• [Written problem]
Would you transcribe all of the data exactly, down to the last character?

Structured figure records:
------------------------------------------------------------------------

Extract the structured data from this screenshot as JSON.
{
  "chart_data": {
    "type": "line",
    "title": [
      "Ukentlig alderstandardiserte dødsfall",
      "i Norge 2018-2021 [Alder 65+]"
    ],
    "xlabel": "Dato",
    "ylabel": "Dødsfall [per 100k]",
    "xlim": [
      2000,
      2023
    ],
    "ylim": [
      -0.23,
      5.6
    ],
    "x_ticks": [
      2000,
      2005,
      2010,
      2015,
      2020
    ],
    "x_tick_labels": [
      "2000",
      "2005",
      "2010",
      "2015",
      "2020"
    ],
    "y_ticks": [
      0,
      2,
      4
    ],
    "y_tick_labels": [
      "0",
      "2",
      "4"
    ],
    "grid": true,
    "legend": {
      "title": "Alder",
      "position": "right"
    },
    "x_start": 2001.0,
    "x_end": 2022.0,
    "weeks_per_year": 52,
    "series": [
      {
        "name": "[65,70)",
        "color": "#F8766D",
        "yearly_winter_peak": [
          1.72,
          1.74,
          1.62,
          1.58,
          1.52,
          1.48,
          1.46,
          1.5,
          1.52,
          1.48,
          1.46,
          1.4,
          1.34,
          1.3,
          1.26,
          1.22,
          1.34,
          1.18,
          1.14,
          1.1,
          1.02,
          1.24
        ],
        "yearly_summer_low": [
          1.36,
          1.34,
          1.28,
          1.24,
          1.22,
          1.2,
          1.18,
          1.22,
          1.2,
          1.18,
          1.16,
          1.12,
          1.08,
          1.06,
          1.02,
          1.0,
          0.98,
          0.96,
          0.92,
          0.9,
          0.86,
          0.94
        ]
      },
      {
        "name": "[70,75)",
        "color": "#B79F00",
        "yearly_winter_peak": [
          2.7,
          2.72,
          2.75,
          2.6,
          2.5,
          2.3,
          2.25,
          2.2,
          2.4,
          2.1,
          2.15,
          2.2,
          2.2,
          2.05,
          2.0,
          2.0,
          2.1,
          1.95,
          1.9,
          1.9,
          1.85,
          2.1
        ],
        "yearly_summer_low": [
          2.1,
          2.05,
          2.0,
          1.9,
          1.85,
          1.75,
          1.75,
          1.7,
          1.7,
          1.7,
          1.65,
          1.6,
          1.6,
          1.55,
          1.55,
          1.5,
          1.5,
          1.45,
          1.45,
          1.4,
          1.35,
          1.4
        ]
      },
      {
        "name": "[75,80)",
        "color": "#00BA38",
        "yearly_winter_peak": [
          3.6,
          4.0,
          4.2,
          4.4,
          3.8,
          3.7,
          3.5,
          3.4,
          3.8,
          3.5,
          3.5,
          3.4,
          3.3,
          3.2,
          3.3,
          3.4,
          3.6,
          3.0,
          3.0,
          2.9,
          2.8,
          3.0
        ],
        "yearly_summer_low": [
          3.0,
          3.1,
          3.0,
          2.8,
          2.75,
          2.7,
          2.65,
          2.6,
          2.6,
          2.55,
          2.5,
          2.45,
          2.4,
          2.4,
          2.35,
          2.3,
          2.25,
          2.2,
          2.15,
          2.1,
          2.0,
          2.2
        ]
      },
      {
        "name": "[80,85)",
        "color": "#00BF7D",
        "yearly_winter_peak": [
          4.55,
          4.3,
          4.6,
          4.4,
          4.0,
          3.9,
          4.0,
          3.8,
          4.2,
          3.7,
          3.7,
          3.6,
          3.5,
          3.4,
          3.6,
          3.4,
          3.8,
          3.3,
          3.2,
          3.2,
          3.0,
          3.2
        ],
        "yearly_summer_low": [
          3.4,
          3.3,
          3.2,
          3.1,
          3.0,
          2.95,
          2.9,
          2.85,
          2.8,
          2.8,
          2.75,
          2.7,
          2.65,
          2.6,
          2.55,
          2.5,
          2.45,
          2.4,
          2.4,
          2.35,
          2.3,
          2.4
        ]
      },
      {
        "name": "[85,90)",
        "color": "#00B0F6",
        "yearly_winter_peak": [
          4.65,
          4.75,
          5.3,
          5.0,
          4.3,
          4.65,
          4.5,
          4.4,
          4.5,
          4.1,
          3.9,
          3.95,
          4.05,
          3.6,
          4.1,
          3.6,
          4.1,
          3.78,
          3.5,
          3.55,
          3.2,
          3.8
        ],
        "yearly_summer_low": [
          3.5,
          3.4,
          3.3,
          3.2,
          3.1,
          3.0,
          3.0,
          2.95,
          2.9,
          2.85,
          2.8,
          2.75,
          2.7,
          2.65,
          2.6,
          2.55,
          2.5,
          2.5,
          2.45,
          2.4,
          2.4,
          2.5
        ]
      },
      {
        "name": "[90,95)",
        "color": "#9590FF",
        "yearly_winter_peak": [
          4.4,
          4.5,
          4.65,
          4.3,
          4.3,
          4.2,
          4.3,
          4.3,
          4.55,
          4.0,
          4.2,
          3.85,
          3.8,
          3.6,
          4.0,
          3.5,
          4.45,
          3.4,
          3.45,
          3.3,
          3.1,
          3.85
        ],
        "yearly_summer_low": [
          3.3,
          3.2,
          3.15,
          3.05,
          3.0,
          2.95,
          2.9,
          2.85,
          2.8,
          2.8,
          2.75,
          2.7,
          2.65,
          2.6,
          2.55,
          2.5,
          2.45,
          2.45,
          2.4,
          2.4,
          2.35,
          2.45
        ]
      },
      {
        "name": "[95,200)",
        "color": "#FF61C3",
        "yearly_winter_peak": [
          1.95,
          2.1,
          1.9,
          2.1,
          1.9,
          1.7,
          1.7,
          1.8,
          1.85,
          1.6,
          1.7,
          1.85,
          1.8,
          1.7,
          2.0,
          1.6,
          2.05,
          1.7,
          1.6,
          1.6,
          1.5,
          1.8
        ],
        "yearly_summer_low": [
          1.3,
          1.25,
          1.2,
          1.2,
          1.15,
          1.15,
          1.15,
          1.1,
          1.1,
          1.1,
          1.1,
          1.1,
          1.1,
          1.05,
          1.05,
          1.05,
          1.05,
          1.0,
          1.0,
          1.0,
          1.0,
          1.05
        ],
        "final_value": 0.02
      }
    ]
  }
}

------------------------------------------------------------------------

• [Task solution]
Extract the structured data from this screenshot as JSON.
{
  "chart_data": {
    "type": "line",
    "title": [
      "Ukentlig alderstandardiserte dødsfall",
      "i Norge 2018-2021 [Alder 65+]"
    ],
    "xlabel": "Dato",
    "ylabel": "Dødsfall [per 100k]",
    "xlim": [
      2000,
      2023
    ],
    "ylim": [
      -0.23,
      5.6
    ],
    "x_ticks": [
      2000,
      2005,
      2010,
      2015,
      2020
    ],
    "x_tick_labels": [
      "2000",
      "2005",
      "2010",
      "2015",
      "2020"
    ],
    "y_ticks": [
      0,
      2,
      4
    ],
    "y_tick_labels": [
      "0",
      "2",
      "4"
    ],
    "grid": true,
    "legend": {
      "title": "Alder",
      "position": "right"
    },
    "x_start": 2001.0,
    "x_end": 2022.0,
    "weeks_per_year": 52,
    "series": [
      {
        "name": "[65,70)",
        "color": "#F8766D",
        "yearly_winter_peak": [
          1.72,
          1.74,
          1.62,
          1.58,
          1.52,
          1.48,
          1.46,
          1.5,
          1.52,
          1.48,
          1.46,
          1.4,
          1.34,
          1.3,
          1.26,
          1.22,
          1.34,
          1.18,
          1.14,
          1.1,
          1.02,
          1.24
        ],
        "yearly_summer_low": [
          1.36,
          1.34,
          1.28,
          1.24,
          1.22,
          1.2,
          1.18,
          1.22,
          1.2,
          1.18,
          1.16,
          1.12,
          1.08,
          1.06,
          1.02,
          1.0,
          0.98,
          0.96,
          0.92,
          0.9,
          0.86,
          0.94
        ]
      },
      {
        "name": "[70,75)",
        "color": "#B79F00",
        "yearly_winter_peak": [
          2.7,
          2.72,
          2.75,
          2.6,
          2.5,
          2.3,
          2.25,
          2.2,
          2.4,
          2.1,
          2.15,
          2.2,
          2.2,
          2.05,
          2.0,
          2.0,
          2.1,
          1.95,
          1.9,
          1.9,
          1.85,
          2.1
        ],
        "yearly_summer_low": [
          2.1,
          2.05,
          2.0,
          1.9,
          1.85,
          1.75,
          1.75,
          1.7,
          1.7,
          1.7,
          1.65,
          1.6,
          1.6,
          1.55,
          1.55,
          1.5,
          1.5,
          1.45,
          1.45,
          1.4,
          1.35,
          1.4
        ]
      },
      {
        "name": "[75,80)",
        "color": "#00BA38",
        "yearly_winter_peak": [
          3.6,
          4.0,
          4.2,
          4.4,
          3.8,
          3.7,
          3.5,
          3.4,
          3.8,
          3.5,
          3.5,
          3.4,
          3.3,
          3.2,
          3.3,
          3.4,
          3.6,
          3.0,
          3.0,
          2.9,
          2.8,
          3.0
        ],
        "yearly_summer_low": [
          3.0,
          3.1,
          3.0,
          2.8,
          2.75,
          2.7,
          2.65,
          2.6,
          2.6,
          2.55,
          2.5,
          2.45,
          2.4,
          2.4,
          2.35,
          2.3,
          2.25,
          2.2,
          2.15,
          2.1,
          2.0,
          2.2
        ]
      },
      {
        "name": "[80,85)",
        "color": "#00BF7D",
        "yearly_winter_peak": [
          4.55,
          4.3,
          4.6,
          4.4,
          4.0,
          3.9,
          4.0,
          3.8,
          4.2,
          3.7,
          3.7,
          3.6,
          3.5,
          3.4,
          3.6,
          3.4,
          3.8,
          3.3,
          3.2,
          3.2,
          3.0,
          3.2
        ],
        "yearly_summer_low": [
          3.4,
          3.3,
          3.2,
          3.1,
          3.0,
          2.95,
          2.9,
          2.85,
          2.8,
          2.8,
          2.75,
          2.7,
          2.65,
          2.6,
          2.55,
          2.5,
          2.45,
          2.4,
          2.4,
          2.35,
          2.3,
          2.4
        ]
      },
      {
        "name": "[85,90)",
        "color": "#00B0F6",
        "yearly_winter_peak": [
          4.65,
          4.75,
          5.3,
          5.0,
          4.3,
          4.65,
          4.5,
          4.4,
          4.5,
          4.1,
          3.9,
          3.95,
          4.05,
          3.6,
          4.1,
          3.6,
          4.1,
          3.78,
          3.5,
          3.55,
          3.2,
          3.8
        ],
        "yearly_summer_low": [
          3.5,
          3.4,
          3.3,
          3.2,
          3.1,
          3.0,
          3.0,
          2.95,
          2.9,
          2.85,
          2.8,
          2.75,
          2.7,
          2.65,
          2.6,
          2.55,
          2.5,
          2.5,
          2.45,
          2.4,
          2.4,
          2.5
        ]
      },
      {
        "name": "[90,95)",
        "color": "#9590FF",
        "yearly_winter_peak": [
          4.4,
          4.5,
          4.65,
          4.3,
          4.3,
          4.2,
          4.3,
          4.3,
          4.55,
          4.0,
          4.2,
          3.85,
          3.8,
          3.6,
          4.0,
          3.5,
          4.45,
          3.4,
          3.45,
          3.3,
          3.1,
          3.85
        ],
        "yearly_summer_low": [
          3.3,
          3.2,
          3.15,
          3.05,
          3.0,
          2.95,
          2.9,
          2.85,
          2.8,
          2.8,
          2.75,
          2.7,
          2.65,
          2.6,
          2.55,
          2.5,
          2.45,
          2.45,
          2.4,
          2.4,
          2.35,
          2.45
        ]
      },
      {
        "name": "[95,200)",
        "color": "#FF61C3",
        "yearly_winter_peak": [
          1.95,
          2.1,
          1.9,
          2.1,
          1.9,
          1.7,
          1.7,
          1.8,
          1.85,
          1.6,
          1.7,
          1.85,
          1.8,
          1.7,
          2.0,
          1.6,
          2.05,
          1.7,
          1.6,
          1.6,
          1.5,
          1.8
        ],
        "yearly_summer_low": [
          1.3,
          1.25,
          1.2,
          1.2,
          1.15,
          1.15,
          1.15,
          1.1,
          1.1,
          1.1,
          1.1,
          1.1,
          1.1,
          1.05,
          1.05,
          1.05,
          1.05,
          1.0,
          1.0,
          1.0,
          1.0,
          1.05
        ],
        "final_value": 0.02
      }
    ]
  }
}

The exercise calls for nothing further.